* **Set task**:
Quote every line as given.

[start]

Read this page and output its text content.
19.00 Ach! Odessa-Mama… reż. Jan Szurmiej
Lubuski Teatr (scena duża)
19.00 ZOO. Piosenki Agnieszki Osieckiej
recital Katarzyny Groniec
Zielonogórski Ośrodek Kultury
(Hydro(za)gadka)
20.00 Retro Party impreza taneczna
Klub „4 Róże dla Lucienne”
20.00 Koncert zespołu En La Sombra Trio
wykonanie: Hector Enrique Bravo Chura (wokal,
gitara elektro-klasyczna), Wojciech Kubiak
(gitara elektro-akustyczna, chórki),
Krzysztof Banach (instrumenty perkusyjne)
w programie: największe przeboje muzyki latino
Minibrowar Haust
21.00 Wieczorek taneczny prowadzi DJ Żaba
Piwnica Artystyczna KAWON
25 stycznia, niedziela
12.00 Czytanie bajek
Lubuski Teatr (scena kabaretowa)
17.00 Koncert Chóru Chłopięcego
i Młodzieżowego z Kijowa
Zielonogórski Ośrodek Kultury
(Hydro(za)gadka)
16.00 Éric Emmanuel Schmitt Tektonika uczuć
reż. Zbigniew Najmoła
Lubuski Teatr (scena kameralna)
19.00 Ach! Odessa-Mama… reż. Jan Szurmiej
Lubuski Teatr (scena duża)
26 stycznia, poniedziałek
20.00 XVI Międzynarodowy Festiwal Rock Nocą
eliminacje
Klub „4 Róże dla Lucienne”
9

[end]

* **Final answer**:
Read this page and output its text content.
19.00 Ach! Odessa-Mama… reż. Jan Szurmiej
Lubuski Teatr (scena duża)
19.00 ZOO. Piosenki Agnieszki Osieckiej
recital Katarzyny Groniec
Zielonogórski Ośrodek Kultury
(Hydro(za)gadka)
20.00 Retro Party impreza taneczna
Klub „4 Róże dla Lucienne”
20.00 Koncert zespołu En La Sombra Trio
wykonanie: Hector Enrique Bravo Chura (wokal,
gitara elektro-klasyczna), Wojciech Kubiak
(gitara elektro-akustyczna, chórki),
Krzysztof Banach (instrumenty perkusyjne)
w programie: największe przeboje muzyki latino
Minibrowar Haust
21.00 Wieczorek taneczny prowadzi DJ Żaba
Piwnica Artystyczna KAWON
25 stycznia, niedziela
12.00 Czytanie bajek
Lubuski Teatr (scena kabaretowa)
17.00 Koncert Chóru Chłopięcego
i Młodzieżowego z Kijowa
Zielonogórski Ośrodek Kultury
(Hydro(za)gadka)
16.00 Éric Emmanuel Schmitt Tektonika uczuć
reż. Zbigniew Najmoła
Lubuski Teatr (scena kameralna)
19.00 Ach! Odessa-Mama… reż. Jan Szurmiej
Lubuski Teatr (scena duża)
26 stycznia, poniedziałek
20.00 XVI Międzynarodowy Festiwal Rock Nocą
eliminacje
Klub „4 Róże dla Lucienne”
9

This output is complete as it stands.